Given exercise:
Copy each line in the data that includes the word "Zoned".

Raw records:

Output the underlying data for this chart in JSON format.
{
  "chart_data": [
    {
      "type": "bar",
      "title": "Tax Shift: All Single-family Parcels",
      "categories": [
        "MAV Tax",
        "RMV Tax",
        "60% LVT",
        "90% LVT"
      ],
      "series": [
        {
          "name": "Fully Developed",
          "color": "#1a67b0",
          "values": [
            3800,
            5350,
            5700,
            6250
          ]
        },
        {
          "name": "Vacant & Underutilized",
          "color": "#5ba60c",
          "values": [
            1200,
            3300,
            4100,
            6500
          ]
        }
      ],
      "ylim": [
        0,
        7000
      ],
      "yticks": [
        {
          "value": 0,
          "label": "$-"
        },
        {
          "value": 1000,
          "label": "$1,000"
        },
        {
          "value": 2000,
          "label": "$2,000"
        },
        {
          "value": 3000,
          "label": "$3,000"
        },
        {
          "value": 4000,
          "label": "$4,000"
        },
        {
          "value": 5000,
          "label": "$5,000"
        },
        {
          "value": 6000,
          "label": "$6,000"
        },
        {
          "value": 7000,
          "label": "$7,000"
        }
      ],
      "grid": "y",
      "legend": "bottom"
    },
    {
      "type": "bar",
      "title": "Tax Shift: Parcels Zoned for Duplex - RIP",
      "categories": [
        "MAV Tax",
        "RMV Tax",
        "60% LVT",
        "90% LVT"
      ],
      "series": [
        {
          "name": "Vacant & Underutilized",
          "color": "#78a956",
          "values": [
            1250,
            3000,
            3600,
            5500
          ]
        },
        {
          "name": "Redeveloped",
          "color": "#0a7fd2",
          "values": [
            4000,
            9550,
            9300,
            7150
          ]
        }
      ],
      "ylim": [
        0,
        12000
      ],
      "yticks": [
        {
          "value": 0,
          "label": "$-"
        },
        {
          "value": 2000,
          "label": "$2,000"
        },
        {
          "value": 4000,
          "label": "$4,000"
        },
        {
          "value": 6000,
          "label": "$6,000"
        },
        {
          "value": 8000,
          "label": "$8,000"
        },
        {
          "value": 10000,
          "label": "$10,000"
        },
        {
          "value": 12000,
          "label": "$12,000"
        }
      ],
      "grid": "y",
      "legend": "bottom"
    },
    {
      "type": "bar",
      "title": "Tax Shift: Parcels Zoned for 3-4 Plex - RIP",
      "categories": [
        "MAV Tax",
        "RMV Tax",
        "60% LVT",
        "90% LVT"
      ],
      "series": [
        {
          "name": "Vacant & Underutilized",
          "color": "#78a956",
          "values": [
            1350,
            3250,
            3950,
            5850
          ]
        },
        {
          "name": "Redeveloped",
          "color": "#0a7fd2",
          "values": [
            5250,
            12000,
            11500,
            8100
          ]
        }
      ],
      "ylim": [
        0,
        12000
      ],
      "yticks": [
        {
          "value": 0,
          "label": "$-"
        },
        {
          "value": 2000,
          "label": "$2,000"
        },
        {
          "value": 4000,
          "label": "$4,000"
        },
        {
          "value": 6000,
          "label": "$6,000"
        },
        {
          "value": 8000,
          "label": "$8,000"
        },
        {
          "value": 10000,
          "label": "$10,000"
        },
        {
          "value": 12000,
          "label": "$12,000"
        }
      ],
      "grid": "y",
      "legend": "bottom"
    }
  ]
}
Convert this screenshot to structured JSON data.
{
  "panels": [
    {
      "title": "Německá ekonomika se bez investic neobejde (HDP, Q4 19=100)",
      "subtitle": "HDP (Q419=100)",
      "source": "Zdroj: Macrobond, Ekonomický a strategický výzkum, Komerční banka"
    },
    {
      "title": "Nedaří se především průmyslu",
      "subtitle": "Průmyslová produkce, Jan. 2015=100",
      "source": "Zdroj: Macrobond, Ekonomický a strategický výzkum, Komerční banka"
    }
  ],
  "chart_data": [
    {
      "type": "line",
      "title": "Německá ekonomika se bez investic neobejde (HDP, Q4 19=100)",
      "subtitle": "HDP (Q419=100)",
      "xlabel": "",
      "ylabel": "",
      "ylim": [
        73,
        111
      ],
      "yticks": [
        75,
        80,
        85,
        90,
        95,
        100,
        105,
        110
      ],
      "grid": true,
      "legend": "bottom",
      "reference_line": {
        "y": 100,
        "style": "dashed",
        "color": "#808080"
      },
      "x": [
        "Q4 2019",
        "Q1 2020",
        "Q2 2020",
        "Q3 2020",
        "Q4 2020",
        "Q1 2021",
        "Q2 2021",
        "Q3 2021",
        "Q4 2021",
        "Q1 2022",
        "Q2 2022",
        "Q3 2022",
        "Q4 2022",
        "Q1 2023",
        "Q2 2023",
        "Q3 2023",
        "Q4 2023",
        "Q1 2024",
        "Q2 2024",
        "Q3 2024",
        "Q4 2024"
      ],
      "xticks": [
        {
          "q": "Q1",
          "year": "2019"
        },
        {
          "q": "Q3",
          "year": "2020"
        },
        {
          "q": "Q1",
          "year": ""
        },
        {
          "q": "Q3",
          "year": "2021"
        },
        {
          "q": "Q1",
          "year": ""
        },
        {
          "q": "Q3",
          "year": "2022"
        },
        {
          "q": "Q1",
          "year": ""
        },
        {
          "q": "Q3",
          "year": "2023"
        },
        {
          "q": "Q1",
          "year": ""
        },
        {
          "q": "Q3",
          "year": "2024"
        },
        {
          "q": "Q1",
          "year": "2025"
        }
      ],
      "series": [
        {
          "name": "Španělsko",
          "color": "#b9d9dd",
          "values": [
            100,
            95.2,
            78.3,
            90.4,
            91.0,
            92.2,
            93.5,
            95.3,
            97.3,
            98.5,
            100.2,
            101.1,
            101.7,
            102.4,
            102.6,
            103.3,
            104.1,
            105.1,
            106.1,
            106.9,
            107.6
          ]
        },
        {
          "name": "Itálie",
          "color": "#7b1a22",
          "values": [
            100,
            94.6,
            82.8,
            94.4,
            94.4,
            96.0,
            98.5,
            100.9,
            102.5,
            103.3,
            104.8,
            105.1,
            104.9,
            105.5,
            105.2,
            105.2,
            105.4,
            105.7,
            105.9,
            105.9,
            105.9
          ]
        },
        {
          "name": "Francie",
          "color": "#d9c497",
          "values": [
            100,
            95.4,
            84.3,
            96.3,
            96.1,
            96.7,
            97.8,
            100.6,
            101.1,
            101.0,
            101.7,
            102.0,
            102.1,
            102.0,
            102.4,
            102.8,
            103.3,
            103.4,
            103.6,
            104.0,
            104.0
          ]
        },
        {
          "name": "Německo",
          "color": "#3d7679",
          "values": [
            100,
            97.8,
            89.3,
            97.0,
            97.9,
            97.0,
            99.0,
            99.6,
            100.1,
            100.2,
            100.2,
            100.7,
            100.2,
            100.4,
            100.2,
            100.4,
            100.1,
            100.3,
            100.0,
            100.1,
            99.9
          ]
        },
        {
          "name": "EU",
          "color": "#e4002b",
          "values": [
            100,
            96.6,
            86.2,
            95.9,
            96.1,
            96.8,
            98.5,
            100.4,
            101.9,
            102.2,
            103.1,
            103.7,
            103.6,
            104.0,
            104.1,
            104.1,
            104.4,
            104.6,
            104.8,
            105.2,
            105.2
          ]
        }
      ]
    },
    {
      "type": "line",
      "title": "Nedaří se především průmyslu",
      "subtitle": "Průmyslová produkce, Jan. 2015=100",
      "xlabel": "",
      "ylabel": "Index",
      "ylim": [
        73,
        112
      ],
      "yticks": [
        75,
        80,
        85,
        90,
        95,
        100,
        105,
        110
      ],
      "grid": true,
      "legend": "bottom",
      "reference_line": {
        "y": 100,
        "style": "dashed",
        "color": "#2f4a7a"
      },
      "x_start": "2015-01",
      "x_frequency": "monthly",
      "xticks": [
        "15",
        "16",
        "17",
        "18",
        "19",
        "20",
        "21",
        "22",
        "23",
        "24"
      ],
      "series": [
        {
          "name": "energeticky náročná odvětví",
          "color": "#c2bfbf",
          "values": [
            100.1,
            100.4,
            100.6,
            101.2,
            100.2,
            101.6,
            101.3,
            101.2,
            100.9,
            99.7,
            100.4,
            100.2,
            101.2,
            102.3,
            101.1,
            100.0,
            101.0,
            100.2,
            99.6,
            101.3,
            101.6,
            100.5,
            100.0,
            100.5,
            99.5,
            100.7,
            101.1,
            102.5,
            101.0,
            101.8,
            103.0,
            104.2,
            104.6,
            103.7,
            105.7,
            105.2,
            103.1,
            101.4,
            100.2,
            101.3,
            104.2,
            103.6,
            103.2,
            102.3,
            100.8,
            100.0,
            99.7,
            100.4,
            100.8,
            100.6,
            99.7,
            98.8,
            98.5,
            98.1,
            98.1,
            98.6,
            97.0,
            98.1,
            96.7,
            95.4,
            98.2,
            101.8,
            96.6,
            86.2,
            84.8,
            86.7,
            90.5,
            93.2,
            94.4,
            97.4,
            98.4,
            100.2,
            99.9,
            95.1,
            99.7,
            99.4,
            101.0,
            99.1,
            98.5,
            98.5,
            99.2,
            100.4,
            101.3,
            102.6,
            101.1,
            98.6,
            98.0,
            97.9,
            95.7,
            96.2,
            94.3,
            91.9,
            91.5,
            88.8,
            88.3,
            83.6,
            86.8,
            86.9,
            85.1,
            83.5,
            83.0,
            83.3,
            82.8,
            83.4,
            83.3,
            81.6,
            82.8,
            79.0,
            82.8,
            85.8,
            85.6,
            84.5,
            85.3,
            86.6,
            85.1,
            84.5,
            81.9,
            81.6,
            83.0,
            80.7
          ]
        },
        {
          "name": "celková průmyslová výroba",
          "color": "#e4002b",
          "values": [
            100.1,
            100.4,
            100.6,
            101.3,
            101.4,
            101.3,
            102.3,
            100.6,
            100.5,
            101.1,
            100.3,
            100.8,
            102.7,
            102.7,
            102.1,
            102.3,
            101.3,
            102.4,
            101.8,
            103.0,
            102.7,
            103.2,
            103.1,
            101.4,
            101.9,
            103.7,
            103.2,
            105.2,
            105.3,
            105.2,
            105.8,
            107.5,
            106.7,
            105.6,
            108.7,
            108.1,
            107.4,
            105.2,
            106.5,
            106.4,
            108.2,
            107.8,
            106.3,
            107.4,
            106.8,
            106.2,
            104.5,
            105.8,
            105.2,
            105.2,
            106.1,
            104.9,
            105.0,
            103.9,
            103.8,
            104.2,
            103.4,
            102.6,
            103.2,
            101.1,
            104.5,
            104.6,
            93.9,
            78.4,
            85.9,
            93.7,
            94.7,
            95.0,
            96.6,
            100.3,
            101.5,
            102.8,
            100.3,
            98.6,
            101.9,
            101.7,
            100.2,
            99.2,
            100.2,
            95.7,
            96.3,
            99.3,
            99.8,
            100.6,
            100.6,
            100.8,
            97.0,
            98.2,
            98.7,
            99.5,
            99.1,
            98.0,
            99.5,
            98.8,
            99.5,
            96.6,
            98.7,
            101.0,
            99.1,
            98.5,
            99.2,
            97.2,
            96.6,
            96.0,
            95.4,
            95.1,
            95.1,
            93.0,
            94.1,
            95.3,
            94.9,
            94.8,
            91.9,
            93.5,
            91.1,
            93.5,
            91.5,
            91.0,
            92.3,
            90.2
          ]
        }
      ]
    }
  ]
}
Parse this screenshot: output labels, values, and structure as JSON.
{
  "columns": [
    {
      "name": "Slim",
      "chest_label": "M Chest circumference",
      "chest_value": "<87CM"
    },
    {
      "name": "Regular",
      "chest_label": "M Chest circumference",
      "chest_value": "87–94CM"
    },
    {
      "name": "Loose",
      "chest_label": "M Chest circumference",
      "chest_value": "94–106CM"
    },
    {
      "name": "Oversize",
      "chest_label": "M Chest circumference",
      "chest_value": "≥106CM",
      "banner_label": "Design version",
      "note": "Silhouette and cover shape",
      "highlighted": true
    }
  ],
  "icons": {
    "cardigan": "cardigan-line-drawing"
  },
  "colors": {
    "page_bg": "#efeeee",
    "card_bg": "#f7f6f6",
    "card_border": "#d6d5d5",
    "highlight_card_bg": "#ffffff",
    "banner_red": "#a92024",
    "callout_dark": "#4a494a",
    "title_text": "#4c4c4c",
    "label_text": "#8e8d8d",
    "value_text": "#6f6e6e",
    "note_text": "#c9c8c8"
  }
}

Written answer:
      "title": "Tax Shift: Parcels Zoned for Duplex - RIP",
      "title": "Tax Shift: Parcels Zoned for 3-4 Plex - RIP",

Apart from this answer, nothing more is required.